The task: Quote the listing below in full and exactly as written, but omit every picture.
*-*-*
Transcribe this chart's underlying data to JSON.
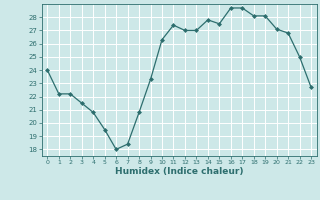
{
  "x": [
    0,
    1,
    2,
    3,
    4,
    5,
    6,
    7,
    8,
    9,
    10,
    11,
    12,
    13,
    14,
    15,
    16,
    17,
    18,
    19,
    20,
    21,
    22,
    23
  ],
  "y": [
    24.0,
    22.2,
    22.2,
    21.5,
    20.8,
    19.5,
    18.0,
    18.4,
    20.8,
    23.3,
    26.3,
    27.4,
    27.0,
    27.0,
    27.8,
    27.5,
    28.7,
    28.7,
    28.1,
    28.1,
    27.1,
    26.8,
    25.0,
    22.7
  ],
  "xlabel": "Humidex (Indice chaleur)",
  "ylabel": "",
  "title": "",
  "xlim": [
    -0.5,
    23.5
  ],
  "ylim": [
    17.5,
    29.0
  ],
  "yticks": [
    18,
    19,
    20,
    21,
    22,
    23,
    24,
    25,
    26,
    27,
    28
  ],
  "xticks": [
    0,
    1,
    2,
    3,
    4,
    5,
    6,
    7,
    8,
    9,
    10,
    11,
    12,
    13,
    14,
    15,
    16,
    17,
    18,
    19,
    20,
    21,
    22,
    23
  ],
  "line_color": "#2d6e6e",
  "marker": "D",
  "markersize": 2.0,
  "bg_color": "#cde8e8",
  "grid_color": "#ffffff",
  "tick_color": "#2d6e6e",
  "label_color": "#2d6e6e"
}
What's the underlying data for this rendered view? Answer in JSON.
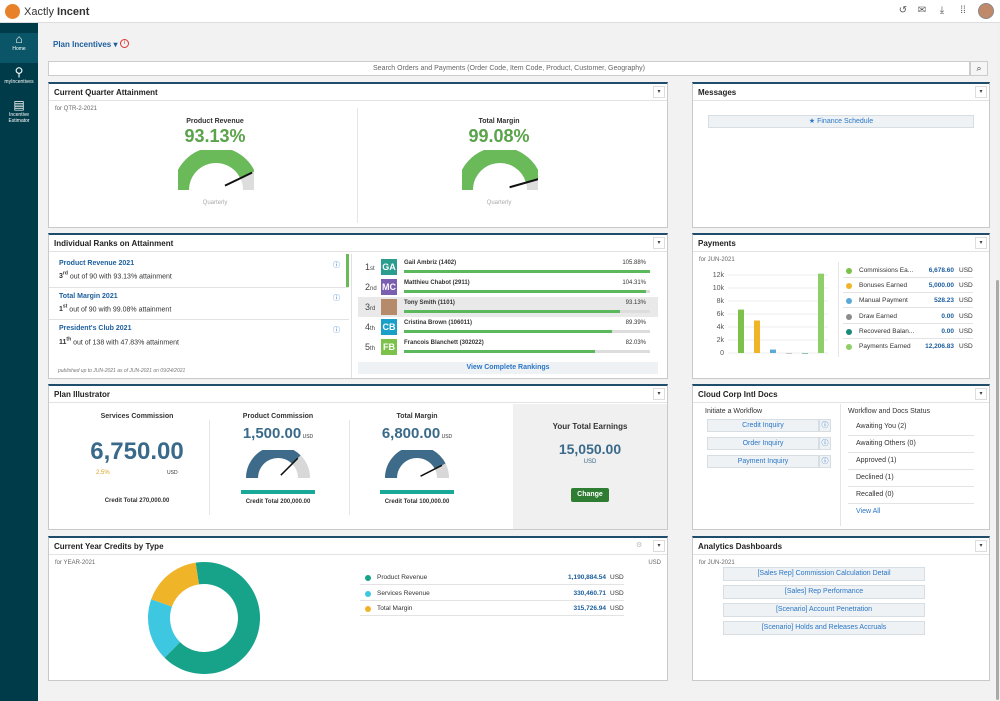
{
  "app": {
    "name_light": "Xactly",
    "name_bold": "Incent"
  },
  "topbar": {
    "icons": [
      "history-icon",
      "mail-icon",
      "download-icon",
      "apps-grid-icon"
    ]
  },
  "sidebar": {
    "items": [
      {
        "label": "Home",
        "icon": "home-icon"
      },
      {
        "label": "myIncentives",
        "icon": "my-incentives-icon"
      },
      {
        "label": "Incentive Estimator",
        "icon": "estimator-icon"
      }
    ]
  },
  "plan": {
    "title": "Plan Incentives",
    "info": "i"
  },
  "search": {
    "placeholder": "Search Orders and Payments (Order Code, Item Code, Product, Customer, Geography)"
  },
  "attainment": {
    "title": "Current Quarter Attainment",
    "period": "for QTR-2-2021",
    "gauges": [
      {
        "label": "Product Revenue",
        "value": "93.13%",
        "pct": 93.13,
        "caption": "Quarterly"
      },
      {
        "label": "Total Margin",
        "value": "99.08%",
        "pct": 99.08,
        "caption": "Quarterly"
      }
    ]
  },
  "messages": {
    "title": "Messages",
    "button": "Finance Schedule"
  },
  "ranks": {
    "title": "Individual Ranks on Attainment",
    "items": [
      {
        "name": "Product Revenue 2021",
        "rank": "3",
        "suffix": "rd",
        "desc": " out of 90 with 93.13% attainment"
      },
      {
        "name": "Total Margin 2021",
        "rank": "1",
        "suffix": "st",
        "desc": " out of 90 with 99.08% attainment"
      },
      {
        "name": "President's Club 2021",
        "rank": "11",
        "suffix": "th",
        "desc": " out of 138 with 47.83% attainment"
      }
    ],
    "footer": "published up to JUN-2021 as of JUN-2021 on 09/24/2021",
    "leaders": [
      {
        "pos": "1",
        "sfx": "st",
        "initials": "GA",
        "name": "Gail Ambriz (1402)",
        "pct": "105.88%",
        "value": 105.88,
        "color": "#2a9d8f"
      },
      {
        "pos": "2",
        "sfx": "nd",
        "initials": "MC",
        "name": "Matthieu Chabot (2911)",
        "pct": "104.31%",
        "value": 104.31,
        "color": "#7a5fb0"
      },
      {
        "pos": "3",
        "sfx": "rd",
        "initials": "",
        "name": "Tony Smith (1101)",
        "pct": "93.13%",
        "value": 93.13,
        "color": "#b58b6b"
      },
      {
        "pos": "4",
        "sfx": "th",
        "initials": "CB",
        "name": "Cristina Brown (106011)",
        "pct": "89.39%",
        "value": 89.39,
        "color": "#1aa0c8"
      },
      {
        "pos": "5",
        "sfx": "th",
        "initials": "FB",
        "name": "Francois Blanchett (302022)",
        "pct": "82.03%",
        "value": 82.03,
        "color": "#7cc24a"
      }
    ],
    "view_all": "View Complete Rankings"
  },
  "payments": {
    "title": "Payments",
    "period": "for JUN-2021",
    "currency": "USD",
    "yticks": [
      "12k",
      "10k",
      "8k",
      "6k",
      "4k",
      "2k",
      "0"
    ],
    "legend": [
      {
        "label": "Commissions Ea...",
        "value": "6,678.60",
        "color": "#7cc24a"
      },
      {
        "label": "Bonuses Earned",
        "value": "5,000.00",
        "color": "#f0b429"
      },
      {
        "label": "Manual Payment",
        "value": "528.23",
        "color": "#5aa9d6"
      },
      {
        "label": "Draw Earned",
        "value": "0.00",
        "color": "#8c8c8c"
      },
      {
        "label": "Recovered Balan...",
        "value": "0.00",
        "color": "#1a8a7a"
      },
      {
        "label": "Payments Earned",
        "value": "12,206.83",
        "color": "#8fcf6a"
      }
    ]
  },
  "illustrator": {
    "title": "Plan Illustrator",
    "commission": {
      "label": "Services Commission",
      "value": "6,750.00",
      "pct": "2.5%",
      "currency": "USD",
      "credit": "Credit Total 270,000.00"
    },
    "gauges": [
      {
        "label": "Product Commission",
        "value": "1,500.00",
        "currency": "USD",
        "credit": "Credit Total 200,000.00",
        "fill": 0.75
      },
      {
        "label": "Total Margin",
        "value": "6,800.00",
        "currency": "USD",
        "credit": "Credit Total 100,000.00",
        "fill": 0.85
      }
    ],
    "total": {
      "label": "Your Total Earnings",
      "value": "15,050.00",
      "currency": "USD",
      "button": "Change"
    }
  },
  "docs": {
    "title": "Cloud Corp Intl Docs",
    "initiate": "Initiate a Workflow",
    "workflows": [
      "Credit Inquiry",
      "Order Inquiry",
      "Payment Inquiry"
    ],
    "status_title": "Workflow and Docs Status",
    "statuses": [
      "Awaiting You (2)",
      "Awaiting Others (0)",
      "Approved (1)",
      "Declined (1)",
      "Recalled (0)"
    ],
    "view_all": "View All"
  },
  "credits": {
    "title": "Current Year Credits by Type",
    "period": "for YEAR-2021",
    "currency": "USD",
    "items": [
      {
        "label": "Product Revenue",
        "value": "1,190,884.54",
        "amount": 1190884.54,
        "color": "#16a38a"
      },
      {
        "label": "Services Revenue",
        "value": "330,460.71",
        "amount": 330460.71,
        "color": "#3ec7e0"
      },
      {
        "label": "Total Margin",
        "value": "315,726.94",
        "amount": 315726.94,
        "color": "#f0b429"
      }
    ]
  },
  "analytics": {
    "title": "Analytics Dashboards",
    "period": "for JUN-2021",
    "links": [
      "[Sales Rep] Commission Calculation Detail",
      "[Sales] Rep Performance",
      "[Scenario] Account Penetration",
      "[Scenario] Holds and Releases Accruals"
    ]
  }
}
*-*-*
Answer for this exercise:
Transcribe this chart's underlying data to JSON.
{
  "x": [
    0,
    1,
    2,
    3,
    4,
    5,
    6,
    7,
    8,
    9,
    10,
    11,
    12,
    13,
    14,
    15,
    16,
    17,
    18,
    19,
    20,
    21,
    22,
    23
  ],
  "y": [
    24.0,
    22.2,
    22.2,
    21.5,
    20.8,
    19.5,
    18.0,
    18.4,
    20.8,
    23.3,
    26.3,
    27.4,
    27.0,
    27.0,
    27.8,
    27.5,
    28.7,
    28.7,
    28.1,
    28.1,
    27.1,
    26.8,
    25.0,
    22.7
  ],
  "xlabel": "Humidex (Indice chaleur)",
  "ylabel": "",
  "title": "",
  "xlim": [
    -0.5,
    23.5
  ],
  "ylim": [
    17.5,
    29.0
  ],
  "yticks": [
    18,
    19,
    20,
    21,
    22,
    23,
    24,
    25,
    26,
    27,
    28
  ],
  "xticks": [
    0,
    1,
    2,
    3,
    4,
    5,
    6,
    7,
    8,
    9,
    10,
    11,
    12,
    13,
    14,
    15,
    16,
    17,
    18,
    19,
    20,
    21,
    22,
    23
  ],
  "line_color": "#2d6e6e",
  "marker": "D",
  "markersize": 2.0,
  "bg_color": "#cde8e8",
  "grid_color": "#ffffff",
  "tick_color": "#2d6e6e",
  "label_color": "#2d6e6e"
}
What's the underlying data for this rendered view? Answer in JSON.
{
  "app": {
    "name_light": "Xactly",
    "name_bold": "Incent"
  },
  "topbar": {
    "icons": [
      "history-icon",
      "mail-icon",
      "download-icon",
      "apps-grid-icon"
    ]
  },
  "sidebar": {
    "items": [
      {
        "label": "Home",
        "icon": "home-icon"
      },
      {
        "label": "myIncentives",
        "icon": "my-incentives-icon"
      },
      {
        "label": "Incentive Estimator",
        "icon": "estimator-icon"
      }
    ]
  },
  "plan": {
    "title": "Plan Incentives",
    "info": "i"
  },
  "search": {
    "placeholder": "Search Orders and Payments (Order Code, Item Code, Product, Customer, Geography)"
  },
  "attainment": {
    "title": "Current Quarter Attainment",
    "period": "for QTR-2-2021",
    "gauges": [
      {
        "label": "Product Revenue",
        "value": "93.13%",
        "pct": 93.13,
        "caption": "Quarterly"
      },
      {
        "label": "Total Margin",
        "value": "99.08%",
        "pct": 99.08,
        "caption": "Quarterly"
      }
    ]
  },
  "messages": {
    "title": "Messages",
    "button": "Finance Schedule"
  },
  "ranks": {
    "title": "Individual Ranks on Attainment",
    "items": [
      {
        "name": "Product Revenue 2021",
        "rank": "3",
        "suffix": "rd",
        "desc": " out of 90 with 93.13% attainment"
      },
      {
        "name": "Total Margin 2021",
        "rank": "1",
        "suffix": "st",
        "desc": " out of 90 with 99.08% attainment"
      },
      {
        "name": "President's Club 2021",
        "rank": "11",
        "suffix": "th",
        "desc": " out of 138 with 47.83% attainment"
      }
    ],
    "footer": "published up to JUN-2021 as of JUN-2021 on 09/24/2021",
    "leaders": [
      {
        "pos": "1",
        "sfx": "st",
        "initials": "GA",
        "name": "Gail Ambriz (1402)",
        "pct": "105.88%",
        "value": 105.88,
        "color": "#2a9d8f"
      },
      {
        "pos": "2",
        "sfx": "nd",
        "initials": "MC",
        "name": "Matthieu Chabot (2911)",
        "pct": "104.31%",
        "value": 104.31,
        "color": "#7a5fb0"
      },
      {
        "pos": "3",
        "sfx": "rd",
        "initials": "",
        "name": "Tony Smith (1101)",
        "pct": "93.13%",
        "value": 93.13,
        "color": "#b58b6b"
      },
      {
        "pos": "4",
        "sfx": "th",
        "initials": "CB",
        "name": "Cristina Brown (106011)",
        "pct": "89.39%",
        "value": 89.39,
        "color": "#1aa0c8"
      },
      {
        "pos": "5",
        "sfx": "th",
        "initials": "FB",
        "name": "Francois Blanchett (302022)",
        "pct": "82.03%",
        "value": 82.03,
        "color": "#7cc24a"
      }
    ],
    "view_all": "View Complete Rankings"
  },
  "payments": {
    "title": "Payments",
    "period": "for JUN-2021",
    "currency": "USD",
    "yticks": [
      "12k",
      "10k",
      "8k",
      "6k",
      "4k",
      "2k",
      "0"
    ],
    "legend": [
      {
        "label": "Commissions Ea...",
        "value": "6,678.60",
        "color": "#7cc24a"
      },
      {
        "label": "Bonuses Earned",
        "value": "5,000.00",
        "color": "#f0b429"
      },
      {
        "label": "Manual Payment",
        "value": "528.23",
        "color": "#5aa9d6"
      },
      {
        "label": "Draw Earned",
        "value": "0.00",
        "color": "#8c8c8c"
      },
      {
        "label": "Recovered Balan...",
        "value": "0.00",
        "color": "#1a8a7a"
      },
      {
        "label": "Payments Earned",
        "value": "12,206.83",
        "color": "#8fcf6a"
      }
    ]
  },
  "illustrator": {
    "title": "Plan Illustrator",
    "commission": {
      "label": "Services Commission",
      "value": "6,750.00",
      "pct": "2.5%",
      "currency": "USD",
      "credit": "Credit Total 270,000.00"
    },
    "gauges": [
      {
        "label": "Product Commission",
        "value": "1,500.00",
        "currency": "USD",
        "credit": "Credit Total 200,000.00",
        "fill": 0.75
      },
      {
        "label": "Total Margin",
        "value": "6,800.00",
        "currency": "USD",
        "credit": "Credit Total 100,000.00",
        "fill": 0.85
      }
    ],
    "total": {
      "label": "Your Total Earnings",
      "value": "15,050.00",
      "currency": "USD",
      "button": "Change"
    }
  },
  "docs": {
    "title": "Cloud Corp Intl Docs",
    "initiate": "Initiate a Workflow",
    "workflows": [
      "Credit Inquiry",
      "Order Inquiry",
      "Payment Inquiry"
    ],
    "status_title": "Workflow and Docs Status",
    "statuses": [
      "Awaiting You (2)",
      "Awaiting Others (0)",
      "Approved (1)",
      "Declined (1)",
      "Recalled (0)"
    ],
    "view_all": "View All"
  },
  "credits": {
    "title": "Current Year Credits by Type",
    "period": "for YEAR-2021",
    "currency": "USD",
    "items": [
      {
        "label": "Product Revenue",
        "value": "1,190,884.54",
        "amount": 1190884.54,
        "color": "#16a38a"
      },
      {
        "label": "Services Revenue",
        "value": "330,460.71",
        "amount": 330460.71,
        "color": "#3ec7e0"
      },
      {
        "label": "Total Margin",
        "value": "315,726.94",
        "amount": 315726.94,
        "color": "#f0b429"
      }
    ]
  },
  "analytics": {
    "title": "Analytics Dashboards",
    "period": "for JUN-2021",
    "links": [
      "[Sales Rep] Commission Calculation Detail",
      "[Sales] Rep Performance",
      "[Scenario] Account Penetration",
      "[Scenario] Holds and Releases Accruals"
    ]
  }
}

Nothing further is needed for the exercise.